- Problem statement
Find how many lines in the material contain "frac"; your answer should be that number alone.

[Recorded information start]

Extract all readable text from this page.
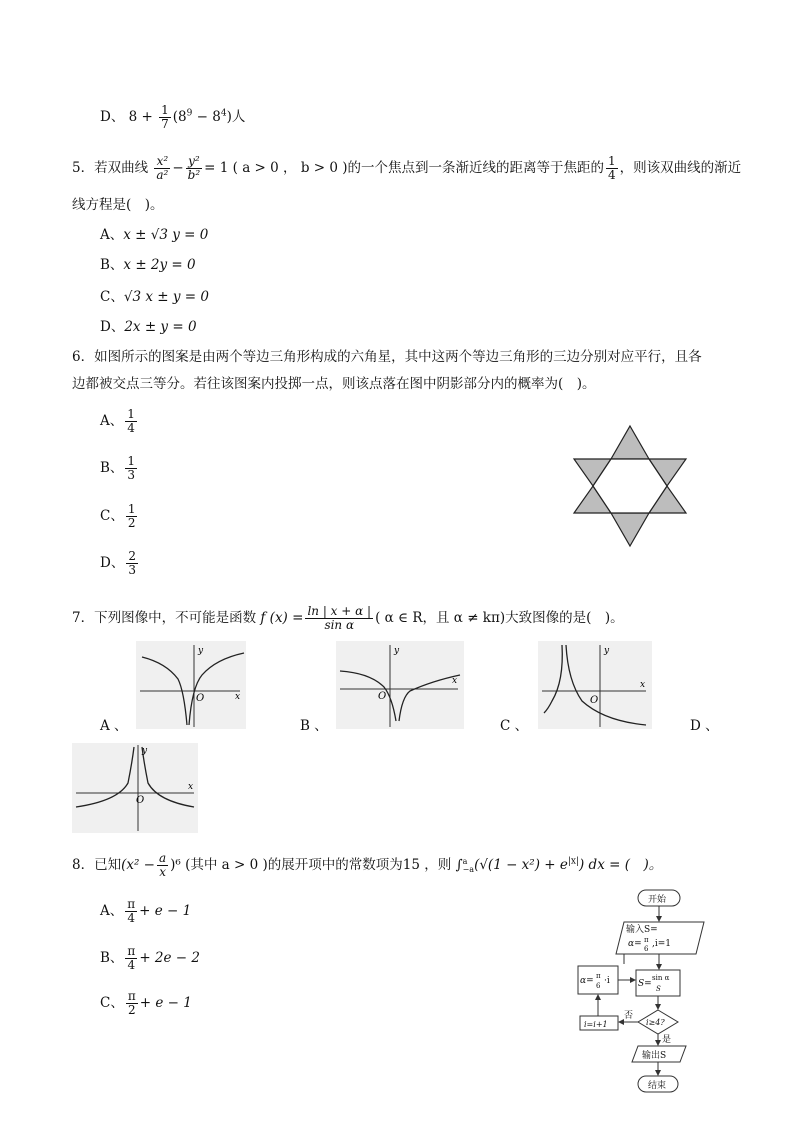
D、 $8 + \frac{1}{7} (8^9 - 8^4)$人
5．若双曲线 $\frac{\text{x²}}{\text{a²}} - \frac{\text{y²}}{\text{b²}} = 1$ ( a > 0 ， b > 0 )的一个焦点到一条渐近线的距离等于焦距的 $\frac{1}{4}$ ，则该双曲线的渐近
线方程是(　)。
A、x ± √3 y = 0
B、x ± 2y = 0
C、√3 x ± y = 0
D、2x ± y = 0
6．如图所示的图案是由两个等边三角形构成的六角星，其中这两个等边三角形的三边分别对应平行，且各
边都被交点三等分。若往该图案内投掷一点，则该点落在图中阴影部分内的概率为(　)。
A、 $\frac{1}{4}$
B、 $\frac{1}{3}$
C、 $\frac{1}{2}$
D、 $\frac{2}{3}$
7．下列图像中，不可能是函数 f $(x) = \frac{\ln | x + \alpha |}{\text{sin α}}$ ( α ∈ R，且 α ≠ kπ)大致图像的是(　)。
y
x
O
A 、
y
x
O
B 、
y
x
O
C 、	D 、
y
x
O
8．已知$(x^2 - \frac{a}{x} )^6$ (其中 a > 0 )的展开项中的常数项为15 ，则 ∫ a
−a $(√(1 - x^2) + e^{|x|})$ dx = (　)。
A、 $\frac{\pi}{4} + e - 1$
B、 $\frac{\pi}{4} + 2e - 2$
C、 $\frac{\pi}{2} + e - 1$
开始
输入S=
α= π
6 ,i=1
α= π
6 ·i	S=
sin α
S
i≥4?
否
是
i=i+1
输出S
结束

[Recorded information end]

- Answer to this task
11